▶ Set of tasks:
[1] Decide whether each statement agrees with the passage on Gilead Sciences stock: (a) Gilead's dividend yields 2.4% at recent prices; (b) Gilead paid about $20 billion for Pharmasset; (c) second-quarter total revenue was higher than in the prior-year period. Answer yes or no for each, quoting the exact words of the passage that decide it.
[2] Extend the passage on Gilead Sciences stock, picking up after its final sentence.

GILD PE Ratio (TTM) Chart

GILD PE Ratio (TTM) data by YCharts.

You might not be able to affect a company's earnings per share (EPS), but you can wait for a price that leads to an acceptable earnings yield. Viewed in this manner, the annual rate of return on Gilead Sciences stock based on its recent price and EPS over the past 12 months is a juicy 14.6%, assuming the company's earnings remain flat into eternity.

One caveat to viewing earnings yield as an annual rate of return is the simple fact that earnings aren't static -- which is where margin of safety comes into play. If Gilead Sciences' EPS this year meets estimates, the earnings yield will rise to 15.1%, and I expect it to rise further over the long term.

If I'm wrong, though, you would still enjoy a 10% rate of return if Gilead's earnings fell 31% from trailing-12-month EPS of $11.35 to just $7.80. A 31% margin of safety is a lot of wiggle room for error.

Acquisitive discipline

Another caveat to viewing an earnings yield as your annual rate of return is the simple fact that companies don't distribute all their earnings to shareholders and all too often make large acquisitions that never pay off.

Gilead Sciences is an outlier in this respect. It has made some relatively small purchases over the past couple of years, but it hasn't made a huge acquisition since buying Pharmasset for about $11 billion in order to get its hands on sofosbuvir, the vital component in its HCV antivirals.

Instead of bloating up with big acquisitions, it's been returning profits to shareholders through massive share repurchases and initiating a quarterly dividend program. The distribution offers a 2.4% yield at recent prices, and once deposited into your account, it's yours to keep no matter what unforeseen catastrophe strikes.

What about sliding sales?

In the second quarter alone, Sovaldi, Harvoni, and recently launched Epclusa contributed $4 billion to Gilead's top line. That's an incredible return on the 2011 Pharmasset acquisition, but 18.4% less than Sovaldi and Harvoni contributed during the same period last year. Rising sales for other products offset the loss somewhat, but second-quarter total revenue of $7.8 billion was still 5.7% lower than the prior-year period.

The entry of competing HCV antivirals from AbbVie and Merck has pressured sales of Gilead's HCV antivirals, but I don't expect sales to continue sliding much longer, for a few reasons. Gilead's Epclusa is the first and only pill to treat all six HCV strains, and the competition can't touch its safety profile.

▶ Recorded data:
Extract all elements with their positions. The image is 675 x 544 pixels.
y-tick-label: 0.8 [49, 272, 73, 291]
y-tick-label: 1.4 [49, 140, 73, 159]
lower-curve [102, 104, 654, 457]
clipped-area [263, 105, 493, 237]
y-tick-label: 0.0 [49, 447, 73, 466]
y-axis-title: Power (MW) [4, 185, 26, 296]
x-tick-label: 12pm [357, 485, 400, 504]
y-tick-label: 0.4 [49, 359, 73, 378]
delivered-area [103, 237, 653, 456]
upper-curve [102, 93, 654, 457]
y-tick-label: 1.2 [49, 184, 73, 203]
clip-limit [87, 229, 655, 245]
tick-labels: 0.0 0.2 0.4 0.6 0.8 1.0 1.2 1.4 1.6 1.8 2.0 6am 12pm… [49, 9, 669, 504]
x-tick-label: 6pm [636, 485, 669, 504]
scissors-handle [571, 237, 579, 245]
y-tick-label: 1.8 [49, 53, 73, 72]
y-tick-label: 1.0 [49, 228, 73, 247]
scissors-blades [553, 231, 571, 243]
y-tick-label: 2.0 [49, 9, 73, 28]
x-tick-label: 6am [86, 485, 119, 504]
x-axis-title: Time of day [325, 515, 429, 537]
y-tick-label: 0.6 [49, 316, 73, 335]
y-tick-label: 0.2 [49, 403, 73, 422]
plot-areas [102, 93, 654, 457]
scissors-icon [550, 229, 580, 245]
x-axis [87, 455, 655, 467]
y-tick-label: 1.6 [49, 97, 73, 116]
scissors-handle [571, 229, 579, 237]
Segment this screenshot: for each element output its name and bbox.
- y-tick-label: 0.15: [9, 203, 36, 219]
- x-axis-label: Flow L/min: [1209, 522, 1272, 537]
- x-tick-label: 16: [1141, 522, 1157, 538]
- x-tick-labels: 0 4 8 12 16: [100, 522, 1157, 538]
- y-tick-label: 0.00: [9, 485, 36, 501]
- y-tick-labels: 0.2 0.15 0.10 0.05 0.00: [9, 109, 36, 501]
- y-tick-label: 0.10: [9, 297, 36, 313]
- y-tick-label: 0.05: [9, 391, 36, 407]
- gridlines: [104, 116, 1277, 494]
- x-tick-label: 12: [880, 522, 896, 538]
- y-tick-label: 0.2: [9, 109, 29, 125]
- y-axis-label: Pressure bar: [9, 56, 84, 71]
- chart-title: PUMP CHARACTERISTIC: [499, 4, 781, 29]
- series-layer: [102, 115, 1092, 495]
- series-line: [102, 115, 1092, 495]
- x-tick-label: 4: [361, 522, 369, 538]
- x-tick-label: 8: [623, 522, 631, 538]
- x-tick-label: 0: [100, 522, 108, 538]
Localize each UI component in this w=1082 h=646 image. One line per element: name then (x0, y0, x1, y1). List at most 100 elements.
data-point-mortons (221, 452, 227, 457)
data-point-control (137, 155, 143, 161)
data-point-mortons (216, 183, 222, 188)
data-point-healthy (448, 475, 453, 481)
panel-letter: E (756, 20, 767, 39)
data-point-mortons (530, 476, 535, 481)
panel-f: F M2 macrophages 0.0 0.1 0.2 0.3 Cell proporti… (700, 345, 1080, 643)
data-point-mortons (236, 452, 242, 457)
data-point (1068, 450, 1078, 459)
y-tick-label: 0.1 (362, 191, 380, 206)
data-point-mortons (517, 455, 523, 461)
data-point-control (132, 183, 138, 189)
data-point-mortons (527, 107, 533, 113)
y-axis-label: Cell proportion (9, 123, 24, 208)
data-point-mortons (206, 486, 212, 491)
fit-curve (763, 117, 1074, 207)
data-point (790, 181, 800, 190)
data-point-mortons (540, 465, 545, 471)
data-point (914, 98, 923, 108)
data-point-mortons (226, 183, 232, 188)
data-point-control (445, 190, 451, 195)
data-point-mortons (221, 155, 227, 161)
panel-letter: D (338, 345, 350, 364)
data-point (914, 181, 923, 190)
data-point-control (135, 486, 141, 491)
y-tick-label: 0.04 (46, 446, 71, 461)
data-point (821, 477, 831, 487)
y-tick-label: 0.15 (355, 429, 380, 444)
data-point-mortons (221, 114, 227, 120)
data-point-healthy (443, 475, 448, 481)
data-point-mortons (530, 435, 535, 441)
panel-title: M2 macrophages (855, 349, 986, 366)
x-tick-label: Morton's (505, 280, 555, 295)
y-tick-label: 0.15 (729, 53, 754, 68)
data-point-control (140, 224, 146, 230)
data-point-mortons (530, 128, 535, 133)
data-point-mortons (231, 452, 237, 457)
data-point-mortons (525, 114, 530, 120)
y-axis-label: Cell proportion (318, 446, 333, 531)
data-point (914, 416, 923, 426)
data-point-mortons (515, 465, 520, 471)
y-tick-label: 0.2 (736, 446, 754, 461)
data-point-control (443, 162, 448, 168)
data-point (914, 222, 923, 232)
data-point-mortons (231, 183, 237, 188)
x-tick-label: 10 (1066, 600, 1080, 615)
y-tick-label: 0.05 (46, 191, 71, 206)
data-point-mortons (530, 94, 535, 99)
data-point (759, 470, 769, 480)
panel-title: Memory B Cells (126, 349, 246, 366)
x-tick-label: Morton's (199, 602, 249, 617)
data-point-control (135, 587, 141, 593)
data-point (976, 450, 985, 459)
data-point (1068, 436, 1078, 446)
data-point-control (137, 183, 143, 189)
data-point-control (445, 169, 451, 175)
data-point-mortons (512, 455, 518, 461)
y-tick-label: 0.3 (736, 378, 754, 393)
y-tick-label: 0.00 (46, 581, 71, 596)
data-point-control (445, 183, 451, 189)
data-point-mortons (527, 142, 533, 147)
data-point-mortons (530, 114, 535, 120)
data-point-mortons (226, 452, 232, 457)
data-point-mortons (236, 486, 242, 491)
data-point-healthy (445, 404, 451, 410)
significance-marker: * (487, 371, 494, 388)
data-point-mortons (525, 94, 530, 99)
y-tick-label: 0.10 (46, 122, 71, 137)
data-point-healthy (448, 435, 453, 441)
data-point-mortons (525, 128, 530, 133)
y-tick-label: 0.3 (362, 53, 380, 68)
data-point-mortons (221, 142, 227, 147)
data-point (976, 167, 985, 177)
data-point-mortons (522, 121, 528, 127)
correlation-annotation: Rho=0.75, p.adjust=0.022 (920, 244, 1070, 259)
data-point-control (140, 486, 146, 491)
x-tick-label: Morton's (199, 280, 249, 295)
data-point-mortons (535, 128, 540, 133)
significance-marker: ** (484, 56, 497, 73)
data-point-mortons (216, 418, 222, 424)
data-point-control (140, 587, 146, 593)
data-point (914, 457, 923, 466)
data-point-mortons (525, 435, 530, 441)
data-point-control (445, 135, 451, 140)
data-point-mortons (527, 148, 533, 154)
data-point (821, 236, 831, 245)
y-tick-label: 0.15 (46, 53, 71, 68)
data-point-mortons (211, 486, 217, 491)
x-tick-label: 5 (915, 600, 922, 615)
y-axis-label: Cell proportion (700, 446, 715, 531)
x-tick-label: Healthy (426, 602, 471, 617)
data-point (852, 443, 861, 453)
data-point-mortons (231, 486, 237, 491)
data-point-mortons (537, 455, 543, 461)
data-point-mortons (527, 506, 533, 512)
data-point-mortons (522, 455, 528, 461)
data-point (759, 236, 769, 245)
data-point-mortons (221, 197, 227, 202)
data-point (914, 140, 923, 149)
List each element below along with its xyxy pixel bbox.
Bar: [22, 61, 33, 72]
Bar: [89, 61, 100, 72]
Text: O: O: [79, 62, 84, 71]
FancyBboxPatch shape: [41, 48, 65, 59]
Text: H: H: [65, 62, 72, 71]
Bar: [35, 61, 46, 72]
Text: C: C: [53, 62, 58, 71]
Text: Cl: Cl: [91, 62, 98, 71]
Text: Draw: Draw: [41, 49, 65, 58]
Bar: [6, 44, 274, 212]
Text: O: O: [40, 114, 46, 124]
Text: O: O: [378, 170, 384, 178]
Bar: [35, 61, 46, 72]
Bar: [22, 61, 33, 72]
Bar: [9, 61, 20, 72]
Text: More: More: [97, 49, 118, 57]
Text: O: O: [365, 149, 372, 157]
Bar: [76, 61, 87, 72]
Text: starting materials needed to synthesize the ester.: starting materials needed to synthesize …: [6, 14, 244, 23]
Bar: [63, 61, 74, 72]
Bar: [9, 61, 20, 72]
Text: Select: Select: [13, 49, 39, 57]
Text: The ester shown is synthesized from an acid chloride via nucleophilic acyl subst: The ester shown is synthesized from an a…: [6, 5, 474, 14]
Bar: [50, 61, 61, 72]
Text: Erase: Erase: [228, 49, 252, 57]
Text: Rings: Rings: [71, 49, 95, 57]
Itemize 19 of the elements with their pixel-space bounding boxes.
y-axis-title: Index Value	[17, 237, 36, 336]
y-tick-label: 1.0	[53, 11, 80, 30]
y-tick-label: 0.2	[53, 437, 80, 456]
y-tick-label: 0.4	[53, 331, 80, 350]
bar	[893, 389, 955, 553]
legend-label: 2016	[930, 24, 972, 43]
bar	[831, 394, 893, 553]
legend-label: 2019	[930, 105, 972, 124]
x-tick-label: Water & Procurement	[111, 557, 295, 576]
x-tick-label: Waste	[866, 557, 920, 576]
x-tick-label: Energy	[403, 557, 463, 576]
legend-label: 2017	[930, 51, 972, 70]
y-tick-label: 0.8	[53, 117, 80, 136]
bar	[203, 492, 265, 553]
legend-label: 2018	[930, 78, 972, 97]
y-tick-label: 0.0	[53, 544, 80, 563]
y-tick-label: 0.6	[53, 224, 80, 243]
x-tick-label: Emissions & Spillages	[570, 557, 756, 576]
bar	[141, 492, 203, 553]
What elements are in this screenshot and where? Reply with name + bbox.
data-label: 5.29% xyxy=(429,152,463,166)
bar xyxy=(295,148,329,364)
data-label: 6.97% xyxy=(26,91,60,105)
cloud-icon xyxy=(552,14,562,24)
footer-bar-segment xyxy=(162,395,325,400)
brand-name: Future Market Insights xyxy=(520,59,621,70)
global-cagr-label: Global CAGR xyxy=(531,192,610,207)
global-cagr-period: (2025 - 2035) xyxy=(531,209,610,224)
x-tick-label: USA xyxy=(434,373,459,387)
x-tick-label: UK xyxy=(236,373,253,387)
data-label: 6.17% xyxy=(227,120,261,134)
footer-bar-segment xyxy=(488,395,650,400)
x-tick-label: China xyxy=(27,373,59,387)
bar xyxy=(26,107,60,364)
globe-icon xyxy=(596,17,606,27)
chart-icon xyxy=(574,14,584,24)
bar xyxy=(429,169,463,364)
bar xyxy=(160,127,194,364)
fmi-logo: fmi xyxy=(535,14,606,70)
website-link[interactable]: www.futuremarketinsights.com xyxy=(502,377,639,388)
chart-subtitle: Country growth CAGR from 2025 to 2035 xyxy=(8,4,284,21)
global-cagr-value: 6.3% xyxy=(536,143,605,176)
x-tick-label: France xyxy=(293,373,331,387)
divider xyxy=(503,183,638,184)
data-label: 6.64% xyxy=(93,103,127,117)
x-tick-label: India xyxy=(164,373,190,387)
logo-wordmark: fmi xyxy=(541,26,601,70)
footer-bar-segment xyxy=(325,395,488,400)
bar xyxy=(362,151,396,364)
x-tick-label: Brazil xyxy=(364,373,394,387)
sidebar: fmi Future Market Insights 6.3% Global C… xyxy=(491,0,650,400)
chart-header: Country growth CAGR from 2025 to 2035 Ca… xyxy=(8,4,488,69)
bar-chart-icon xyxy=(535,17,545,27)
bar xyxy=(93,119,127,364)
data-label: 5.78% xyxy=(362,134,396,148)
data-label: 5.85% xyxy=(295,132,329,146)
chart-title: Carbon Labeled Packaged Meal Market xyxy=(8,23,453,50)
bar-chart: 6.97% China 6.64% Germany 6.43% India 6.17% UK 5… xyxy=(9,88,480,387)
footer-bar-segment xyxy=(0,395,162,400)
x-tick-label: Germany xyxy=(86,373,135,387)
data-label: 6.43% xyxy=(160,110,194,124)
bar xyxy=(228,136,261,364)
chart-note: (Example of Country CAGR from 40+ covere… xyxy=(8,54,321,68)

▶ Results:
[1]
(a) Yes: "The distribution offers a 2.4% yield at recent prices"
(b) No: "buying Pharmasset for about $11 billion"
(c) No: "second-quarter total revenue of $7.8 billion was still 5.7% lower than the prior-year period"

[2]
More importantly, existing HCV treatments have only scratched the surface of their addressable patient population. There are an estimated 180 million people infected with HCV worldwide, and about 1 million of the roughly 3.5 million that reside in the U.S. are covered by Medicaid.

By law, Medicaid (and Medicare) programs are required to pay for medically necessary treatments, even if they're expensive. Epclusa's list price is $74,000, although Gilead will most likely record far less revenue for each patient treated. Across the nation, states are lifting restrictions that limit the pricey treatments to the sickest patients, because plaintiffs in class-action lawsuits are on a winning streak. 

Image source: Gilead Sciences.

Epclusa earned FDA approval on June 28, and by the end of the second quarter, just two days later, Gilead Sciences had already recorded $64 million in sales of the combo pill. That's not bad for a couple of days, but the $11.7 billion annual run rate it implies should be taken with many grains of salt because of general inventory stocking practices. More recently, healthcare analytics firm IMS Health reported that the number of new Epclusa prescriptions during the week ended Aug. 5 had risen 27.6% over the previous week, following a 24.6% rise in the week before that.

Putting it together

While I believe Epclusa will allow Gilead's sales to return to growth in the years ahead, it's too early into its launch to be certain. If the company revises its 2016 total sales forecast downward when it reports third-quarter earnings, then the stock price will most likely dip again.

The important important takeaway is this: The margin of safety is so wide, long-term investors scooping up shares at recent prices can look forward to an acceptable rate of return, even if I'm wrong.